#### Information supplied ####
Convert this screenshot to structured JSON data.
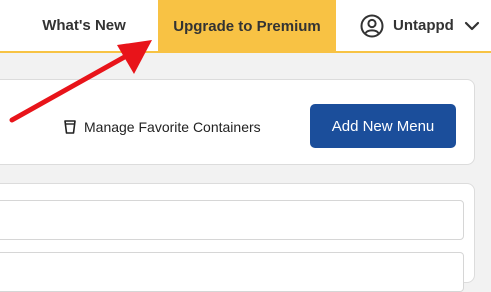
{
  "nav": {
    "whats_new": "What's New",
    "upgrade": "Upgrade to Premium",
    "account_label": "Untappd",
    "account_icon": "user-circle-icon",
    "dropdown_icon": "chevron-down-icon"
  },
  "toolbar": {
    "manage_containers": "Manage Favorite Containers",
    "manage_icon": "cup-icon",
    "add_menu": "Add New Menu"
  },
  "colors": {
    "premium": "#f8c244",
    "primary_button": "#1b4e9b",
    "annotation_arrow": "#e8141a"
  }
}
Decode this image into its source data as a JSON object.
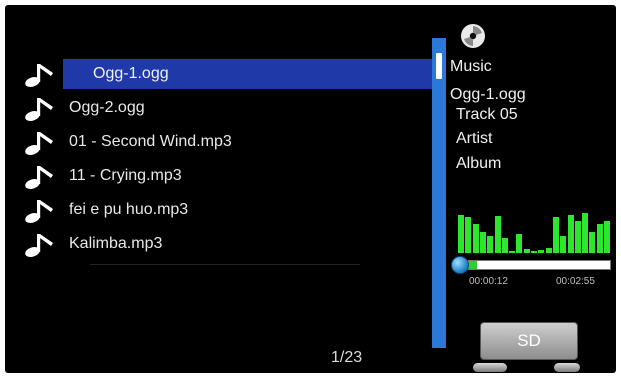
{
  "file_list": {
    "items": [
      {
        "label": "Ogg-1.ogg",
        "selected": true
      },
      {
        "label": "Ogg-2.ogg",
        "selected": false
      },
      {
        "label": "01 - Second Wind.mp3",
        "selected": false
      },
      {
        "label": "11 - Crying.mp3",
        "selected": false
      },
      {
        "label": "fei e pu huo.mp3",
        "selected": false
      },
      {
        "label": "Kalimba.mp3",
        "selected": false
      }
    ],
    "icon": "music-note-icon"
  },
  "pager": {
    "text": "1/23"
  },
  "info_panel": {
    "icon": "music-disc-icon",
    "category": "Music",
    "file": "Ogg-1.ogg",
    "track": "Track 05",
    "artist": "Artist",
    "album": "Album"
  },
  "playback": {
    "elapsed": "00:00:12",
    "total": "00:02:55",
    "progress_fraction": 0.07,
    "spectrum_levels": [
      0.9,
      0.85,
      0.7,
      0.5,
      0.4,
      0.88,
      0.35,
      0.05,
      0.45,
      0.1,
      0.05,
      0.08,
      0.12,
      0.85,
      0.4,
      0.9,
      0.75,
      0.95,
      0.5,
      0.7,
      0.75
    ]
  },
  "buttons": {
    "sd_label": "SD"
  },
  "colors": {
    "background": "#000000",
    "highlight": "#1f3aa8",
    "scrollbar": "#2b78d8",
    "spectrum": "#2fe62f"
  }
}
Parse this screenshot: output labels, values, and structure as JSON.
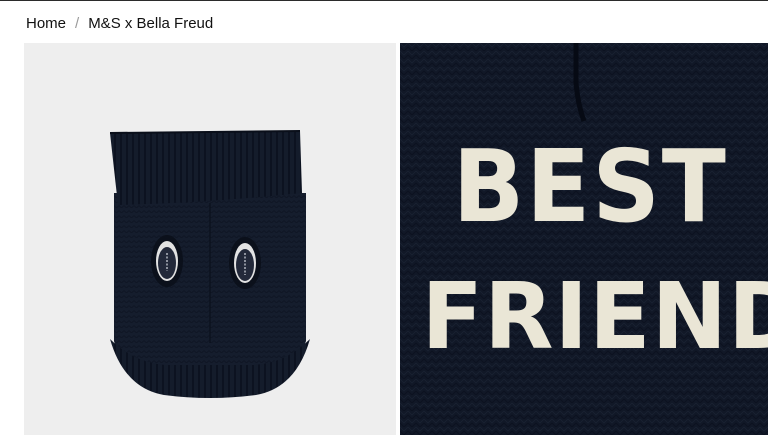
{
  "breadcrumb": {
    "home_label": "Home",
    "separator": "/",
    "current_label": "M&S x Bella Freud"
  },
  "product_images": {
    "left": {
      "name": "dog-jumper-full-view"
    },
    "right": {
      "name": "dog-jumper-detail",
      "knit_text_line1": "BEST",
      "knit_text_line2": "FRIEND"
    }
  },
  "colors": {
    "knit_navy": "#141c2b",
    "knit_cream": "#eae6d6",
    "background_grey": "#eeeeee"
  }
}
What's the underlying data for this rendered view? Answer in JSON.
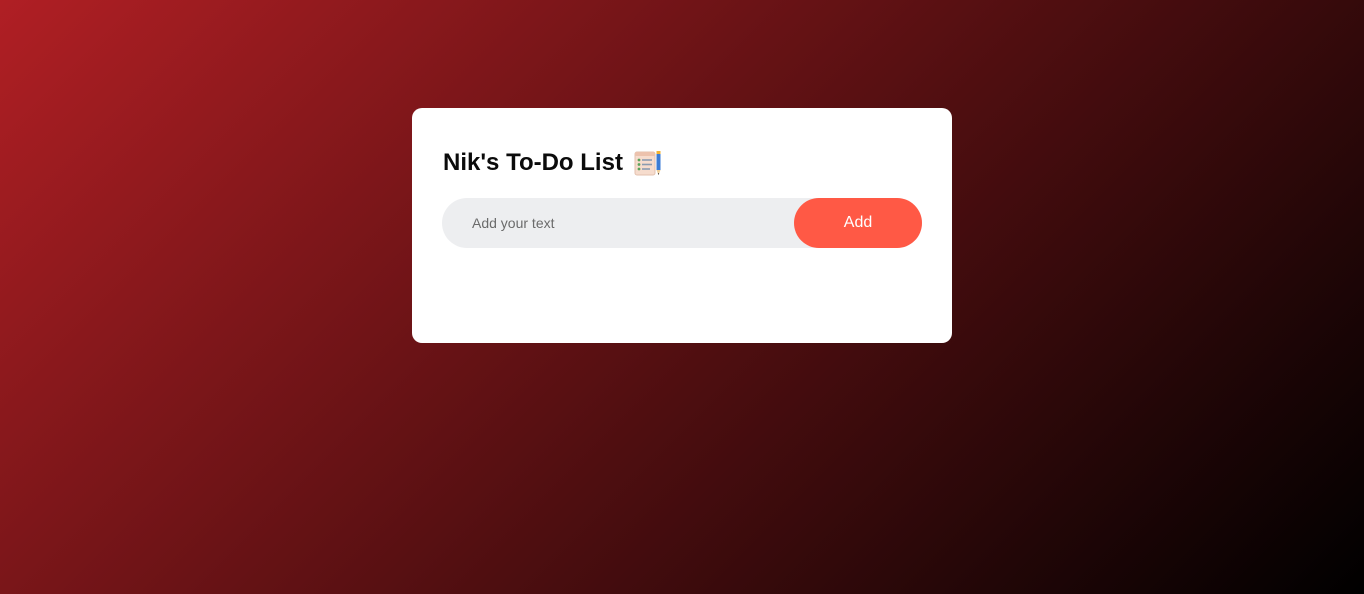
####
The request
Check each line of the records for the word "icon", and show the lines that contain it.

Solution for this task
    "account_icon": "user-circle-icon",
    "dropdown_icon": "chevron-down-icon"
    "manage_icon": "cup-icon",
    "icon": "music-note-icon"
    "icon": "music-disc-icon",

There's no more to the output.